Would you write out the listing verbatim and skip every picture in it?

• Items from a dataset:
=======

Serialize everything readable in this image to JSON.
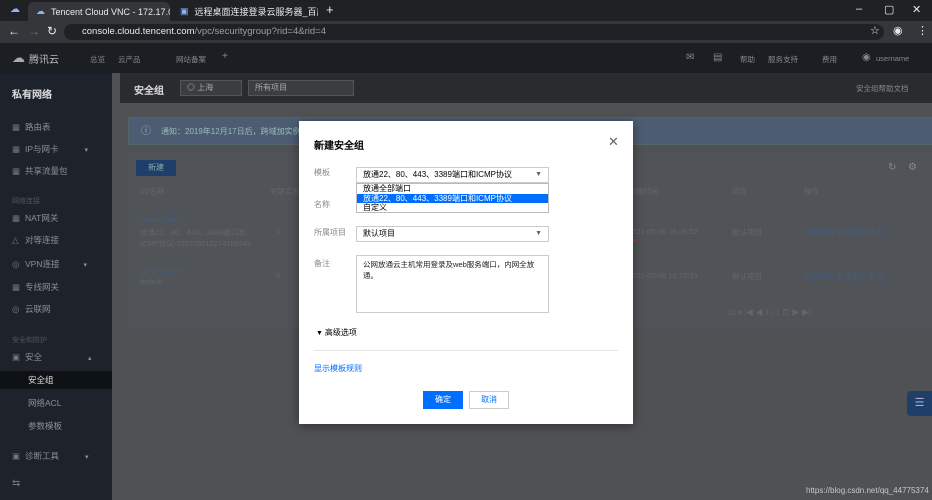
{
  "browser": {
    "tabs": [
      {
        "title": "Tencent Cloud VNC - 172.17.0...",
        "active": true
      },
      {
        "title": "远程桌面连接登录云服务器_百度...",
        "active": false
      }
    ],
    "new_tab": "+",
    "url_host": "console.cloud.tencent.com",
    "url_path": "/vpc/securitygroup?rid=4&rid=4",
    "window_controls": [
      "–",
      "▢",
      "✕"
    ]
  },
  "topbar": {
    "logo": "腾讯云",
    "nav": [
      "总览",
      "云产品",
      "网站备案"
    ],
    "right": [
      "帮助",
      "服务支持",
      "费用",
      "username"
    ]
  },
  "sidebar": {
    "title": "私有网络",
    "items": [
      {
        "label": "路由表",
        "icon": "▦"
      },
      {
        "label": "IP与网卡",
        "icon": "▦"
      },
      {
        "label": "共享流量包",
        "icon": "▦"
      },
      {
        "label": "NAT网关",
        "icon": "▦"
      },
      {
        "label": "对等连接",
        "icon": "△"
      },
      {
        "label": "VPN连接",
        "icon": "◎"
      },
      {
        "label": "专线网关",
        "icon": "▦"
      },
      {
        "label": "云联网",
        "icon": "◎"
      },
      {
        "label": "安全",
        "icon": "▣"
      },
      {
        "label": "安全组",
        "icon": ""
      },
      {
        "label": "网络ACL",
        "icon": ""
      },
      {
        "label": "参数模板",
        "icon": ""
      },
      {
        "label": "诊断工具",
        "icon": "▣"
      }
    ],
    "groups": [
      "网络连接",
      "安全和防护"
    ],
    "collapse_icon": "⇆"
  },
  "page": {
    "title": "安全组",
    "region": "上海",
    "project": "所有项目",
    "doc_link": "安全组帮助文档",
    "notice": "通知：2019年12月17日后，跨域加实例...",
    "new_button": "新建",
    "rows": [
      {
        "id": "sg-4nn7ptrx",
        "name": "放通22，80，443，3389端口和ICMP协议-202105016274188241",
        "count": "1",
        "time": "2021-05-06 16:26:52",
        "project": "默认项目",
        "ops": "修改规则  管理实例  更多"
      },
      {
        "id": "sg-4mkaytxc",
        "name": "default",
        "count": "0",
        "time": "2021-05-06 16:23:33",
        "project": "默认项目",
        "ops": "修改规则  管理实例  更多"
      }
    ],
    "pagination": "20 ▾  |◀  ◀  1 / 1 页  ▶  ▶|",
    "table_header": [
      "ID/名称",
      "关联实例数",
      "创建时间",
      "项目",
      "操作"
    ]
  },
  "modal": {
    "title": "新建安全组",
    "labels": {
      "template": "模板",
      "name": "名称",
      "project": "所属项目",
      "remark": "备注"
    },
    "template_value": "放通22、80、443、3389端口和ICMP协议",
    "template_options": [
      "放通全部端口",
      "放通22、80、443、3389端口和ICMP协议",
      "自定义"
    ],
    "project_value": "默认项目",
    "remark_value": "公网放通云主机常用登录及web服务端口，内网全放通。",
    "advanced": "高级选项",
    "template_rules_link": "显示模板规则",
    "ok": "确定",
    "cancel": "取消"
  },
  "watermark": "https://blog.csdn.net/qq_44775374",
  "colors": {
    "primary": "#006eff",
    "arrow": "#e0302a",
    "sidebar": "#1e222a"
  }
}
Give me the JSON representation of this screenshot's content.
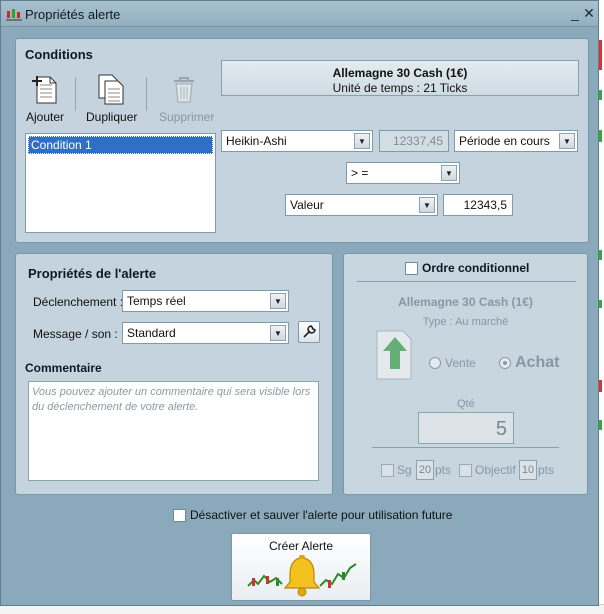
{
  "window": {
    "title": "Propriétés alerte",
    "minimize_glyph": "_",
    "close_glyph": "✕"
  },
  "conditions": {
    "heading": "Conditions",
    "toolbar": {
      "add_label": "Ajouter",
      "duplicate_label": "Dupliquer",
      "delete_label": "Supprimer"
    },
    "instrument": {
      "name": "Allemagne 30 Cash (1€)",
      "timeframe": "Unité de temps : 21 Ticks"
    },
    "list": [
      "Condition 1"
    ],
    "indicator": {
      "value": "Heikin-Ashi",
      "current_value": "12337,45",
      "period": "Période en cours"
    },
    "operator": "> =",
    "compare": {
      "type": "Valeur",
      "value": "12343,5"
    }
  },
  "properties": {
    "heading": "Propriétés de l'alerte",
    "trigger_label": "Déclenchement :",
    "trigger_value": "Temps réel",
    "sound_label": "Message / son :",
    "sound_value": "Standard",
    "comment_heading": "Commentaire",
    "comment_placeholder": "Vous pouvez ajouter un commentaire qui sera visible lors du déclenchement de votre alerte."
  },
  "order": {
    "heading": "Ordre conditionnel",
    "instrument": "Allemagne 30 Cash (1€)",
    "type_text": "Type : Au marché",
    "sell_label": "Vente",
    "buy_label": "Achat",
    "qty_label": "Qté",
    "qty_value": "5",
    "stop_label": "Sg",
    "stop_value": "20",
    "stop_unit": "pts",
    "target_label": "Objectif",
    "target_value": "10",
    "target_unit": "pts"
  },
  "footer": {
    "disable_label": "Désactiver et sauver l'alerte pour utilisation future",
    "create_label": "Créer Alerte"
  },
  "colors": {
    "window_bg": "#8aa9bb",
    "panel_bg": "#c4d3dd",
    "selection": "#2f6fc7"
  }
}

=======

• Reply:
Serialize everything readable in this image to JSON.
{
  "browser": {
    "tabs": [
      {
        "title": "Tencent Cloud VNC - 172.17.0...",
        "active": true
      },
      {
        "title": "远程桌面连接登录云服务器_百度...",
        "active": false
      }
    ],
    "new_tab": "+",
    "url_host": "console.cloud.tencent.com",
    "url_path": "/vpc/securitygroup?rid=4&rid=4",
    "window_controls": [
      "–",
      "▢",
      "✕"
    ]
  },
  "topbar": {
    "logo": "腾讯云",
    "nav": [
      "总览",
      "云产品",
      "网站备案"
    ],
    "right": [
      "帮助",
      "服务支持",
      "费用",
      "username"
    ]
  },
  "sidebar": {
    "title": "私有网络",
    "items": [
      {
        "label": "路由表",
        "icon": "▦"
      },
      {
        "label": "IP与网卡",
        "icon": "▦"
      },
      {
        "label": "共享流量包",
        "icon": "▦"
      },
      {
        "label": "NAT网关",
        "icon": "▦"
      },
      {
        "label": "对等连接",
        "icon": "△"
      },
      {
        "label": "VPN连接",
        "icon": "◎"
      },
      {
        "label": "专线网关",
        "icon": "▦"
      },
      {
        "label": "云联网",
        "icon": "◎"
      },
      {
        "label": "安全",
        "icon": "▣"
      },
      {
        "label": "安全组",
        "icon": ""
      },
      {
        "label": "网络ACL",
        "icon": ""
      },
      {
        "label": "参数模板",
        "icon": ""
      },
      {
        "label": "诊断工具",
        "icon": "▣"
      }
    ],
    "groups": [
      "网络连接",
      "安全和防护"
    ],
    "collapse_icon": "⇆"
  },
  "page": {
    "title": "安全组",
    "region": "上海",
    "project": "所有项目",
    "doc_link": "安全组帮助文档",
    "notice": "通知：2019年12月17日后，跨域加实例...",
    "new_button": "新建",
    "rows": [
      {
        "id": "sg-4nn7ptrx",
        "name": "放通22，80，443，3389端口和ICMP协议-202105016274188241",
        "count": "1",
        "time": "2021-05-06 16:26:52",
        "project": "默认项目",
        "ops": "修改规则  管理实例  更多"
      },
      {
        "id": "sg-4mkaytxc",
        "name": "default",
        "count": "0",
        "time": "2021-05-06 16:23:33",
        "project": "默认项目",
        "ops": "修改规则  管理实例  更多"
      }
    ],
    "pagination": "20 ▾  |◀  ◀  1 / 1 页  ▶  ▶|",
    "table_header": [
      "ID/名称",
      "关联实例数",
      "创建时间",
      "项目",
      "操作"
    ]
  },
  "modal": {
    "title": "新建安全组",
    "labels": {
      "template": "模板",
      "name": "名称",
      "project": "所属项目",
      "remark": "备注"
    },
    "template_value": "放通22、80、443、3389端口和ICMP协议",
    "template_options": [
      "放通全部端口",
      "放通22、80、443、3389端口和ICMP协议",
      "自定义"
    ],
    "project_value": "默认项目",
    "remark_value": "公网放通云主机常用登录及web服务端口，内网全放通。",
    "advanced": "高级选项",
    "template_rules_link": "显示模板规则",
    "ok": "确定",
    "cancel": "取消"
  },
  "watermark": "https://blog.csdn.net/qq_44775374",
  "colors": {
    "primary": "#006eff",
    "arrow": "#e0302a",
    "sidebar": "#1e222a"
  }
}
Give me the JSON representation of this screenshot's content.
{
  "window": {
    "title": "Propriétés alerte",
    "minimize_glyph": "_",
    "close_glyph": "✕"
  },
  "conditions": {
    "heading": "Conditions",
    "toolbar": {
      "add_label": "Ajouter",
      "duplicate_label": "Dupliquer",
      "delete_label": "Supprimer"
    },
    "instrument": {
      "name": "Allemagne 30 Cash (1€)",
      "timeframe": "Unité de temps : 21 Ticks"
    },
    "list": [
      "Condition 1"
    ],
    "indicator": {
      "value": "Heikin-Ashi",
      "current_value": "12337,45",
      "period": "Période en cours"
    },
    "operator": "> =",
    "compare": {
      "type": "Valeur",
      "value": "12343,5"
    }
  },
  "properties": {
    "heading": "Propriétés de l'alerte",
    "trigger_label": "Déclenchement :",
    "trigger_value": "Temps réel",
    "sound_label": "Message / son :",
    "sound_value": "Standard",
    "comment_heading": "Commentaire",
    "comment_placeholder": "Vous pouvez ajouter un commentaire qui sera visible lors du déclenchement de votre alerte."
  },
  "order": {
    "heading": "Ordre conditionnel",
    "instrument": "Allemagne 30 Cash (1€)",
    "type_text": "Type : Au marché",
    "sell_label": "Vente",
    "buy_label": "Achat",
    "qty_label": "Qté",
    "qty_value": "5",
    "stop_label": "Sg",
    "stop_value": "20",
    "stop_unit": "pts",
    "target_label": "Objectif",
    "target_value": "10",
    "target_unit": "pts"
  },
  "footer": {
    "disable_label": "Désactiver et sauver l'alerte pour utilisation future",
    "create_label": "Créer Alerte"
  },
  "colors": {
    "window_bg": "#8aa9bb",
    "panel_bg": "#c4d3dd",
    "selection": "#2f6fc7"
  }
}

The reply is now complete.